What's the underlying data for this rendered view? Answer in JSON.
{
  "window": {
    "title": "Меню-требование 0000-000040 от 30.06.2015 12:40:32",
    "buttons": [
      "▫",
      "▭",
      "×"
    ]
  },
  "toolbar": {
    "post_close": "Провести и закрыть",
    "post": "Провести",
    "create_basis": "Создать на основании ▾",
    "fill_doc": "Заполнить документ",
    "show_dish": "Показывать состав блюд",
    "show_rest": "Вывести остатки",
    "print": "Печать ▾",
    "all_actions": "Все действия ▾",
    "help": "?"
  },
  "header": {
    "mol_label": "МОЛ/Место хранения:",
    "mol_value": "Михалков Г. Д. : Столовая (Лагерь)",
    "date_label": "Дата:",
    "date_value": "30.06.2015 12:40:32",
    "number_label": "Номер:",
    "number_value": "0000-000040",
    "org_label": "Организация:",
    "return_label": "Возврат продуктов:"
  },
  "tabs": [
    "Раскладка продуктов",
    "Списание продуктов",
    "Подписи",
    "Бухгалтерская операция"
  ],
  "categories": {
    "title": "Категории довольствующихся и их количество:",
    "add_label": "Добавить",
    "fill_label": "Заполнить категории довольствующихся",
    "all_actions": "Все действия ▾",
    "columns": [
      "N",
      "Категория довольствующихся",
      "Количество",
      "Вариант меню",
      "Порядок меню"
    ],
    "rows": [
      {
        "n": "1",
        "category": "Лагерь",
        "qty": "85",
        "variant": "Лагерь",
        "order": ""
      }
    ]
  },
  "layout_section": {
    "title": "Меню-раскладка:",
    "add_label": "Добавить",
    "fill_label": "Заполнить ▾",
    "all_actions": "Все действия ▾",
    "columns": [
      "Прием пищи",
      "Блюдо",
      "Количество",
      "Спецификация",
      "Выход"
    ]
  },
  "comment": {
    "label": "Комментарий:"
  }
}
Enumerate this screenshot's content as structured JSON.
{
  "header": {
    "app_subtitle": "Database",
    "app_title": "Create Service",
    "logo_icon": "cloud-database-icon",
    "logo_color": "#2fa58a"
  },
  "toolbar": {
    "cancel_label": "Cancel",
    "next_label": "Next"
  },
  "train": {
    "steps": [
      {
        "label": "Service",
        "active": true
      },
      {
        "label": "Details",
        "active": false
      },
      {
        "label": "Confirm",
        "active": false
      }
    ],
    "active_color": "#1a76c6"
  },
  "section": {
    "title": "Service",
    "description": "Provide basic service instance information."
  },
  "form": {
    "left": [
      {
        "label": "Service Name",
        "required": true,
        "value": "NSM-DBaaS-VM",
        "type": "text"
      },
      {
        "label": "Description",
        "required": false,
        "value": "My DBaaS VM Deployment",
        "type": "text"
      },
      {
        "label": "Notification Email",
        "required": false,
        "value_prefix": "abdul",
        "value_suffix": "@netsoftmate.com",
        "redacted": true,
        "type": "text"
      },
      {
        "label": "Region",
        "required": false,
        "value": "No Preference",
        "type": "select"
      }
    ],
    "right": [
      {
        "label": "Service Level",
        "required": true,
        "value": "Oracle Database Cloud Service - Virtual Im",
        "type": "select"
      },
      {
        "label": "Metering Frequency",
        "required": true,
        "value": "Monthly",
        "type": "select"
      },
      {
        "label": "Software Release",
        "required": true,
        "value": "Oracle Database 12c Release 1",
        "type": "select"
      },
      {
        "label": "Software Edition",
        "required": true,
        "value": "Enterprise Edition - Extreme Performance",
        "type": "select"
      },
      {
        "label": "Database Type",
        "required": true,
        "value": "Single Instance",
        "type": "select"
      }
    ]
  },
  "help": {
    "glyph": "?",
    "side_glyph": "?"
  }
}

━━━━━━━━━━

◆ Task statement
Which lines hold the word "Edition"? Copy each of them from the records.

◆ Task response
        "label": "Software Edition",
        "value": "Enterprise Edition - Extreme Performance",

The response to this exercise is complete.